> **Excerpt to read**:
In [1]:
import torch
from argparse import  Namespace

## Phoneme Recognition Model

In [2]:
from phoneme_GAT.phoneme_model import BaseModule, load_phoneme_model, optim_param

  from .autonotebook import tqdm as notebook_tqdm


In [3]:
from ay2.tools.text._phonemes import Phonemer_Tokenizer_Recombination

1. You can download the pretrained phoneme recognition model in [google drive](https://drive.google.com/file/d/1SbqynkUQxxlhazklZz9OgcVK7Fl2aT-z/view?usp=drive_link).
2. Change `pretrained_path` to you own custom path.
3. Remember to change the `pretrained_path` and `vocab_path` in the `load_phoneme_model` function of `phoneme_GAT.phoneme_model`.

In [4]:
network_param = Namespace(
    network_name="WavLM",
    pretrained_path = "/home/ay/data/phonemes/wavlm/best-epoch=42-val-per=0.407000.ckpt",
    freeze=True,
    freeze_transformer=True,
    eos_token="</s>",
    bos_token="<s>",
    unk_token="<unk>",
    pad_token="<pad>",
    word_delimiter_token="|",
    vocab_size=200,
)

> **Exercise set**:
(1) For each statement about the phoneme recognition notebook, answer yes or no according to whether it agrees with the notebook, and quote the exact words that decide it. (a) The vocabulary size in the network parameters is set to 200. (b) The network name in the parameters is HuBERT. (c) The pretrained phoneme recognition model can be downloaded from Google Drive.
(2) Continue the phoneme recognition notebook from its closing parenthesis onward.
The material that comes after this has no connection to the phoneme recognition notebook.

> **Provided data**:
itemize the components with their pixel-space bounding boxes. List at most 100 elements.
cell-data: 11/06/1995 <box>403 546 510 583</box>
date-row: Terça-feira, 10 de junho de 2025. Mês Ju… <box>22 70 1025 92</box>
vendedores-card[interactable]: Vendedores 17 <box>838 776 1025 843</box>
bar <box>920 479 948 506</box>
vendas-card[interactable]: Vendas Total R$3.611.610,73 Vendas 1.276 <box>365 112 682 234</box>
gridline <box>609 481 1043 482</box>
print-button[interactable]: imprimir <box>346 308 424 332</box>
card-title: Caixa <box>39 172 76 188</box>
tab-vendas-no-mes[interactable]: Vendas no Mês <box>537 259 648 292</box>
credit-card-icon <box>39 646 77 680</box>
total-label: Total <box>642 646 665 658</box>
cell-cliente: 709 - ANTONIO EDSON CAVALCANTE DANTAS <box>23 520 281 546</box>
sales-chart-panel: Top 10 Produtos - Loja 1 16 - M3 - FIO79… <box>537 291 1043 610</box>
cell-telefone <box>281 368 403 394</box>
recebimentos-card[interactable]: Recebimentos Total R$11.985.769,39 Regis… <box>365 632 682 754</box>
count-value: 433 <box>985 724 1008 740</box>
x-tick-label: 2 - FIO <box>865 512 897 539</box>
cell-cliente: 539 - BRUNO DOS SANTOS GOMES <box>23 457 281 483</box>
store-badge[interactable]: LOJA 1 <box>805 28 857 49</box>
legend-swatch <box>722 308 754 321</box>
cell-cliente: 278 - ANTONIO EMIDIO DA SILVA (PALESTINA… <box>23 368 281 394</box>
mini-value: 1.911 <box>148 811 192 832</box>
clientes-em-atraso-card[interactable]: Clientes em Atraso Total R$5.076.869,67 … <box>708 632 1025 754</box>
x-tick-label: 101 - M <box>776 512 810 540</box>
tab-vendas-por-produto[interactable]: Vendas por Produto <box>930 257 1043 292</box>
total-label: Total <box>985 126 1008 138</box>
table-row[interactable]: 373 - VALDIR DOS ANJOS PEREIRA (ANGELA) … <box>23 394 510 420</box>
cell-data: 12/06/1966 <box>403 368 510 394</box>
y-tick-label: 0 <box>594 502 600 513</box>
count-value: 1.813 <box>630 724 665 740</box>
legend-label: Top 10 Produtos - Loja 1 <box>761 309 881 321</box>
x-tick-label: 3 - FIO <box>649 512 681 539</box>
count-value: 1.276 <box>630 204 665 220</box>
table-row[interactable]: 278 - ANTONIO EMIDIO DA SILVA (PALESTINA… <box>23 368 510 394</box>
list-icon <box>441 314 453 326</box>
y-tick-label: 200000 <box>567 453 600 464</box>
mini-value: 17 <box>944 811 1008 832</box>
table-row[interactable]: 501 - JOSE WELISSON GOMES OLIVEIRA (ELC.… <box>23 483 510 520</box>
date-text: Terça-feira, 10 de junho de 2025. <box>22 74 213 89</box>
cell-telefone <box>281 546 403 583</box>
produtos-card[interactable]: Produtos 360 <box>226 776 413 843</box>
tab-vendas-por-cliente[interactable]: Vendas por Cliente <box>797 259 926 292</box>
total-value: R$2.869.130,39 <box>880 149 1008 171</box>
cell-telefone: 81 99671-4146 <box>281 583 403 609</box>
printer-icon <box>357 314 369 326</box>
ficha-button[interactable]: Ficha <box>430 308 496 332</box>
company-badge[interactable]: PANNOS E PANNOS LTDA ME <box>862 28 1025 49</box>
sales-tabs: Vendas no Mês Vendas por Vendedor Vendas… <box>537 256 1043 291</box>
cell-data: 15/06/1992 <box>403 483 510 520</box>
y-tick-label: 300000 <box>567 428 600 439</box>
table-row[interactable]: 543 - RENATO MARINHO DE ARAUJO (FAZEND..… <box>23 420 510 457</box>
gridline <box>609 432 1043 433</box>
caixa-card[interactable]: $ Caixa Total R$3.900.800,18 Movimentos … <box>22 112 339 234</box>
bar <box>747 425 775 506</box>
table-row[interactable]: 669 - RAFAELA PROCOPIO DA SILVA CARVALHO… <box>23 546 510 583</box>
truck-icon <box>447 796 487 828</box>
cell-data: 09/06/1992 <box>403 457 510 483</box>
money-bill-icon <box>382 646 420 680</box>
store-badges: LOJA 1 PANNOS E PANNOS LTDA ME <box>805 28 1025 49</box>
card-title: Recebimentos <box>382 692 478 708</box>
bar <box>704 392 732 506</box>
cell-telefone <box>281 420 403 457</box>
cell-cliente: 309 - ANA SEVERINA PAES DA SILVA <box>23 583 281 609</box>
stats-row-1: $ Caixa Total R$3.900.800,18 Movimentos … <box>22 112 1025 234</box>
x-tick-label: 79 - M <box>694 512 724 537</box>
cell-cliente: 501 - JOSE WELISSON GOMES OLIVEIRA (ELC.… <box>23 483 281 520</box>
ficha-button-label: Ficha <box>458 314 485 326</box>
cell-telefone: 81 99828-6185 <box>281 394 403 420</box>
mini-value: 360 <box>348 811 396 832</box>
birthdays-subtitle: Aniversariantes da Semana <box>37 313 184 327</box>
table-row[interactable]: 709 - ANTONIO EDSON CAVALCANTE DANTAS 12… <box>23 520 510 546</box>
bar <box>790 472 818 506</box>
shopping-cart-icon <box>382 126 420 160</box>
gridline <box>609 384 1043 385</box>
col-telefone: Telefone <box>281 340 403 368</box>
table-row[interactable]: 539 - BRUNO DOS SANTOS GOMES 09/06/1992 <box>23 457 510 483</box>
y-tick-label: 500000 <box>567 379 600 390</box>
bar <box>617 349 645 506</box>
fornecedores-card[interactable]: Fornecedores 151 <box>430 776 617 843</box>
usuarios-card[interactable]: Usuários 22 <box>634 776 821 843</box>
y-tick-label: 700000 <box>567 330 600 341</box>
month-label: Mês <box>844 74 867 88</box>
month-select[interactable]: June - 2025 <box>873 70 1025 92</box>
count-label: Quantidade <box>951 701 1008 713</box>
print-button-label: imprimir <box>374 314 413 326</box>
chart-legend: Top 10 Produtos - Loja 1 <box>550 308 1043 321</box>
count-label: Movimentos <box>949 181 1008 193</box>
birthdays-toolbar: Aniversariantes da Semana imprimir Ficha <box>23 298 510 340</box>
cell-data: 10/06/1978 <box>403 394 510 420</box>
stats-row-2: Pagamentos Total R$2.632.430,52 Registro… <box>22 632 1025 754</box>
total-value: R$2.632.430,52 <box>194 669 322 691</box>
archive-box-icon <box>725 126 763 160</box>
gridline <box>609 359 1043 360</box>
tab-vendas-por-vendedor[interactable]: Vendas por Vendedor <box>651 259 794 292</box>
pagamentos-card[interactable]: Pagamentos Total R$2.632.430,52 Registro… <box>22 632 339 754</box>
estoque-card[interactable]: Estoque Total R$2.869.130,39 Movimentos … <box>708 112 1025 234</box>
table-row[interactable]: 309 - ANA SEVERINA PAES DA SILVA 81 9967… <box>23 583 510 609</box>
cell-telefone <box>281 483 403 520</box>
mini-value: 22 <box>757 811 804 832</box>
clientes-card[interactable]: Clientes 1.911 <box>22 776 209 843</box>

> **Per-task answers**:
(1)
(a) Yes: "vocab_size=200"
(b) No: "network_name="WavLM""
(c) Yes: "You can download the pretrained phoneme recognition model in [google drive]"

(2)
To build the phoneme recognition model,
1. you must specify the pretrained_path!!!! Please download the provided pretrained phoneme model; or you can train yourself model through `train_phoneme_model.py`.
2. in the `load_phoneme_model` function, you have to change the correct `vocab_path`

In [5]:
total_num_phonemes = 687  ## 198, or 687

phoneme_model = load_phoneme_model(
    network_name=network_param.network_name,
    pretrained_path=network_param.pretrained_path,
    total_num_phonemes=total_num_phonemes,
)
assert len(phoneme_model.tokenizer.total_phonemes) == total_num_phonemes

Now, load vocab json files from  /home/ay/tmp/PLFD-ADD/vocab_phoneme Please make sure the vocab files are correct
Load WavLM model!!!!!!!


Some weights of WavLMForCTC were not initialized from the model checkpoint at /home/ay/.cache/huggingface/hub/models--microsoft--wavlm-base/snapshots/efa81aae7ff777e464159e0f877d54eac5b84f81/ and are newly initialized: ['lm_head.bias', 'lm_head.weight']
You should probably TRAIN this model on a down-stream task to be able to use it for predictions and inference.


torch.Size([687, 768])


# Load model

## Audio model

In [6]:
from phoneme_GAT.modules import Phoneme_GAT_lit,Phoneme_GAT

In [7]:
audio_model = Phoneme_GAT(
    backbone='wavlm',
    use_raw=0,
    use_GAT=1,
    n_edges=10,
)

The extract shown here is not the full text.